── Provided data ──

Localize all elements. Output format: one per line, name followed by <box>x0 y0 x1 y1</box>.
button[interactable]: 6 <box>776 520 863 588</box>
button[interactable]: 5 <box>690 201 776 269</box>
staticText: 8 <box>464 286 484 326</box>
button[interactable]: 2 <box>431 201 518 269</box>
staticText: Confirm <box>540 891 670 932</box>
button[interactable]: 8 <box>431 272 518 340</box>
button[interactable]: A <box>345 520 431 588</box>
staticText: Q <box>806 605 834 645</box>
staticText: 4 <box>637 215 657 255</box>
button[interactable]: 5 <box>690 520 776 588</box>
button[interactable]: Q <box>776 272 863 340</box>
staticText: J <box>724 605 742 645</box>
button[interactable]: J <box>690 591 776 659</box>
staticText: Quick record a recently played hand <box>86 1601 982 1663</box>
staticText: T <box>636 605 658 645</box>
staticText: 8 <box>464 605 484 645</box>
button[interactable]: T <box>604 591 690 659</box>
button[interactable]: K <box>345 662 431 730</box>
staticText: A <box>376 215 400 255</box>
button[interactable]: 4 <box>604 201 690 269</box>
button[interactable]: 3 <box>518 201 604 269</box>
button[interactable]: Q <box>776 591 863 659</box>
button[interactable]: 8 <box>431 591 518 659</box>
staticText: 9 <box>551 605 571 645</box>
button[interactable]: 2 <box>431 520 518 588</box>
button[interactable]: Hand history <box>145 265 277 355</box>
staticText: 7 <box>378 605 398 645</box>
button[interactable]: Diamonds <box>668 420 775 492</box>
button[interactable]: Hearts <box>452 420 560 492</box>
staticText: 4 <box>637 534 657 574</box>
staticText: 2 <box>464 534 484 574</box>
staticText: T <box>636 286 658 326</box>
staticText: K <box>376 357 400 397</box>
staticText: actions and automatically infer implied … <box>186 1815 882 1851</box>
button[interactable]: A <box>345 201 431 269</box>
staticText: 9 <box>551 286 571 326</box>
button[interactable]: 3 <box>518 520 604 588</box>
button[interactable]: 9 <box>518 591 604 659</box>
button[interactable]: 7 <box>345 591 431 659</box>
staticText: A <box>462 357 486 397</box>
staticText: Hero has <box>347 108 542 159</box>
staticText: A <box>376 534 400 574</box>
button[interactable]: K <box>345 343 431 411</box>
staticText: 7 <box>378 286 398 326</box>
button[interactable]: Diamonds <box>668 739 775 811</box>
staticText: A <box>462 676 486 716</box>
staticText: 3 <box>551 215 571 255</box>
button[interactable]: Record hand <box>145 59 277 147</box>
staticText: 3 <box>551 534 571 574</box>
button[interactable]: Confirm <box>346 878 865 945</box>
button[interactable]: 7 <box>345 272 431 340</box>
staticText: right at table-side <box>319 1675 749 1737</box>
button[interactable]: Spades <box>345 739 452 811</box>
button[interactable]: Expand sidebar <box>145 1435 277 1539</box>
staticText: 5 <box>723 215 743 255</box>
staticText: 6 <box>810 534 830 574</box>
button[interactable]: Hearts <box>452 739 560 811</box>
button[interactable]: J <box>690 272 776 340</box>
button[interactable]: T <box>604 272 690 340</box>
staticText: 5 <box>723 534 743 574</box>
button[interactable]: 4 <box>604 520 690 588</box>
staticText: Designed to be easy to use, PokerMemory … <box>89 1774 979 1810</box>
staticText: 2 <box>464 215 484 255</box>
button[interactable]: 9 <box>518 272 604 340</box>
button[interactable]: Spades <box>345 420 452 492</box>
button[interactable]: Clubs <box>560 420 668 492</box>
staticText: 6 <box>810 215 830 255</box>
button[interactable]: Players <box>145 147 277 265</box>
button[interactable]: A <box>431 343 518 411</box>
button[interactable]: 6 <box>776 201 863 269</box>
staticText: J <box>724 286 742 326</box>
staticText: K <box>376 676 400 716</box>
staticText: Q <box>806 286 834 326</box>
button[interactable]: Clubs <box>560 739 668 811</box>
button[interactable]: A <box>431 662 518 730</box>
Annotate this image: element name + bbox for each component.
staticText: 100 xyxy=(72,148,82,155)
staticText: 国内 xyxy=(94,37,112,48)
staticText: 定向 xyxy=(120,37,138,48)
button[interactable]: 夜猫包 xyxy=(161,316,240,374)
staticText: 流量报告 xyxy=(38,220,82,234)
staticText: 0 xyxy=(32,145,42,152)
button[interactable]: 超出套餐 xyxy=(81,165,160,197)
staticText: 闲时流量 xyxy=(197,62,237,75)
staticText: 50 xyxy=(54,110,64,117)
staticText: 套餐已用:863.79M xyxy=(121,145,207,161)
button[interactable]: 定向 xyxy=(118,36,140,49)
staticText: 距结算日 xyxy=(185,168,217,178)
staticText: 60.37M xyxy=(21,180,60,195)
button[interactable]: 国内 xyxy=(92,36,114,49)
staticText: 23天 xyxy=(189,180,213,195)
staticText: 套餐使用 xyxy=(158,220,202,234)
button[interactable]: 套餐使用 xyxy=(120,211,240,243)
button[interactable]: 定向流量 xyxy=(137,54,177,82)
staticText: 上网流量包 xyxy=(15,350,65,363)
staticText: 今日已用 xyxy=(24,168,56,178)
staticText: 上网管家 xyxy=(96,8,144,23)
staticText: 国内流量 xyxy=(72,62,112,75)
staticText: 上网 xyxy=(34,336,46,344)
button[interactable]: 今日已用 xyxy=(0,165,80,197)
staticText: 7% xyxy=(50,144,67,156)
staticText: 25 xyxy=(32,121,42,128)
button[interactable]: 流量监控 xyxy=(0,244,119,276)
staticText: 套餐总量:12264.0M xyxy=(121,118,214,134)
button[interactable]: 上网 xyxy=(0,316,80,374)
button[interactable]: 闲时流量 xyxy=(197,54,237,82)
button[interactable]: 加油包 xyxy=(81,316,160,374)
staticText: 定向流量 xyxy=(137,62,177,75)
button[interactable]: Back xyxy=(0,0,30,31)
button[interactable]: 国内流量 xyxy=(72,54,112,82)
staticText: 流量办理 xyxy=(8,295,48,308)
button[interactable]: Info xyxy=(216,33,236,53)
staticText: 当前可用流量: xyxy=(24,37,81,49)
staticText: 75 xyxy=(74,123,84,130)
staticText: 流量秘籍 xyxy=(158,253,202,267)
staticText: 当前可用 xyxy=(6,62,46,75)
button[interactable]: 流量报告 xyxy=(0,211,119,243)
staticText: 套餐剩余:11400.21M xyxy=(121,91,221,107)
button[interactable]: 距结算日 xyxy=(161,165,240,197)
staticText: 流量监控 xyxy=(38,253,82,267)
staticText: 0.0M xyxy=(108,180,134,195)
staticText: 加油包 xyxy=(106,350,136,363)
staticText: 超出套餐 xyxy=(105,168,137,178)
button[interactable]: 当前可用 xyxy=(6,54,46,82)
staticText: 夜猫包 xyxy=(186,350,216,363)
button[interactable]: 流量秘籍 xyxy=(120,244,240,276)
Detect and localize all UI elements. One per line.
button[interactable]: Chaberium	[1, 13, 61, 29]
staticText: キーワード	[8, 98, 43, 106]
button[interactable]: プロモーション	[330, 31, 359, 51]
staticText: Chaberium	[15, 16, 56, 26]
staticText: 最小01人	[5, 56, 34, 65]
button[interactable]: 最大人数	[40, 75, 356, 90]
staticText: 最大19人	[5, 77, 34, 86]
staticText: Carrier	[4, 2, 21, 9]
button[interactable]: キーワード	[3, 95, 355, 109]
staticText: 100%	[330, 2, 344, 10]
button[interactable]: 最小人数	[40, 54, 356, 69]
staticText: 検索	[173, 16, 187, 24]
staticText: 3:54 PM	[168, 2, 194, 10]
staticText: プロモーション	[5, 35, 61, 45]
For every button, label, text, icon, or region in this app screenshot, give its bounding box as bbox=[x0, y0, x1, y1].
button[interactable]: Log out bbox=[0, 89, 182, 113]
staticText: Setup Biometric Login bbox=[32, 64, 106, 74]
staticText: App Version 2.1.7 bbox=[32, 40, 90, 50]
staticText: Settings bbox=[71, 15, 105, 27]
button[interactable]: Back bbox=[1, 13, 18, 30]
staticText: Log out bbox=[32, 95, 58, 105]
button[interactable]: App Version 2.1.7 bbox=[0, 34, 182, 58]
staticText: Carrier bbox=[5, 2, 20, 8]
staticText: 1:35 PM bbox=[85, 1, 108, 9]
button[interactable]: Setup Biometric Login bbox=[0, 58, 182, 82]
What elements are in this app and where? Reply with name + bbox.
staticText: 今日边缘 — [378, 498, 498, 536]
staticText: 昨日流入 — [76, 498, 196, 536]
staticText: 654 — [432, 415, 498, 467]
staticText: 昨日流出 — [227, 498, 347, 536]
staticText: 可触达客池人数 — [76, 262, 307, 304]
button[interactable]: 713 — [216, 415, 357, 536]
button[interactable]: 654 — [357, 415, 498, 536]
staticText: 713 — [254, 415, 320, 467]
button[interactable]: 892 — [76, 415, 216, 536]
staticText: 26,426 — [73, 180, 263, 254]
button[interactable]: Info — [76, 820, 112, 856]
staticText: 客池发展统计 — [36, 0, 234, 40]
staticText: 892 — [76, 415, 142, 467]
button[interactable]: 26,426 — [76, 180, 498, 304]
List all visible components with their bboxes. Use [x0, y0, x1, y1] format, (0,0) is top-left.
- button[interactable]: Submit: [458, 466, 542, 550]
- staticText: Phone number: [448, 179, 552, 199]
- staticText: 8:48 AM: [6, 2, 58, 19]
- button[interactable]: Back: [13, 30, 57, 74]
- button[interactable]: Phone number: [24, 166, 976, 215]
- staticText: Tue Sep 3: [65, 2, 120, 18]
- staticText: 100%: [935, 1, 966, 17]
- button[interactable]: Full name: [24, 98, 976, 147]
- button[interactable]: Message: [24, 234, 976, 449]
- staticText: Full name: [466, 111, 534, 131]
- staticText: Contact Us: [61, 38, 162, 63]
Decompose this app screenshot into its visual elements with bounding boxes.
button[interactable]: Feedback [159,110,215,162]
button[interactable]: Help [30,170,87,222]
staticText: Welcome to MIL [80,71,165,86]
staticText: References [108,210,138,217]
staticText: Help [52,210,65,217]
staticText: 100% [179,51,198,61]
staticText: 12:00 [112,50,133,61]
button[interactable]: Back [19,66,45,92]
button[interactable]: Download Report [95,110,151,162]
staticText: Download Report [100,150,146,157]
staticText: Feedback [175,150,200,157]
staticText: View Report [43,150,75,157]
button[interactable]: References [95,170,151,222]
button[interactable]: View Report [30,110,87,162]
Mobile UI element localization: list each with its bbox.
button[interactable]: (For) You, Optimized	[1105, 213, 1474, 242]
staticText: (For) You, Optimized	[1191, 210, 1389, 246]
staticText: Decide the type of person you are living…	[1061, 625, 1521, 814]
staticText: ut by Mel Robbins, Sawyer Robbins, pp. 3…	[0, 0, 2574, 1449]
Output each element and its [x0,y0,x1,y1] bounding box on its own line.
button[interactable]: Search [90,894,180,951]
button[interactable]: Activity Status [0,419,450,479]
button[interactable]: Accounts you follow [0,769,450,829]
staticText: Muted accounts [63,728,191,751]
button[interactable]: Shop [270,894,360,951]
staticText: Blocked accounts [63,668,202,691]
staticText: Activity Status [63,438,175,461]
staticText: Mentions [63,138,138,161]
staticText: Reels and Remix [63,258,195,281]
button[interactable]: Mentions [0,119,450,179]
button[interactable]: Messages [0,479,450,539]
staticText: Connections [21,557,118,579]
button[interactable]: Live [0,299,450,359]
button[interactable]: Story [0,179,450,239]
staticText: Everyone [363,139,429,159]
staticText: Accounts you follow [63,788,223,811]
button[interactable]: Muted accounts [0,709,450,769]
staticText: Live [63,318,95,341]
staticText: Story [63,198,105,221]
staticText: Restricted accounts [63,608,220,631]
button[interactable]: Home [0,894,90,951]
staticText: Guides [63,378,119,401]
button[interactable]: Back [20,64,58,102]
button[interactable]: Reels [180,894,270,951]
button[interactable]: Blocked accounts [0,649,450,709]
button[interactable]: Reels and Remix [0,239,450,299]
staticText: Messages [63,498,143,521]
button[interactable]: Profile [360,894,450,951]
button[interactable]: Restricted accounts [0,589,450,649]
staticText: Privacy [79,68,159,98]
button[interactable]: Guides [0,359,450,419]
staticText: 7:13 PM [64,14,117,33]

───

**What you need to do**
Reproduce the items without any change, from the first line through the line containing "button[interactable]: J <box>690 591", including both of those lines.

**Task output**
Localize all elements. Output format: one per line, name followed by <box>x0 y0 x1 y1</box>.
button[interactable]: 6 <box>776 520 863 588</box>
button[interactable]: 5 <box>690 201 776 269</box>
staticText: 8 <box>464 286 484 326</box>
button[interactable]: 2 <box>431 201 518 269</box>
staticText: Confirm <box>540 891 670 932</box>
button[interactable]: 8 <box>431 272 518 340</box>
button[interactable]: A <box>345 520 431 588</box>
staticText: Q <box>806 605 834 645</box>
staticText: 4 <box>637 215 657 255</box>
button[interactable]: 5 <box>690 520 776 588</box>
button[interactable]: Q <box>776 272 863 340</box>
staticText: J <box>724 605 742 645</box>
button[interactable]: J <box>690 591 776 659</box>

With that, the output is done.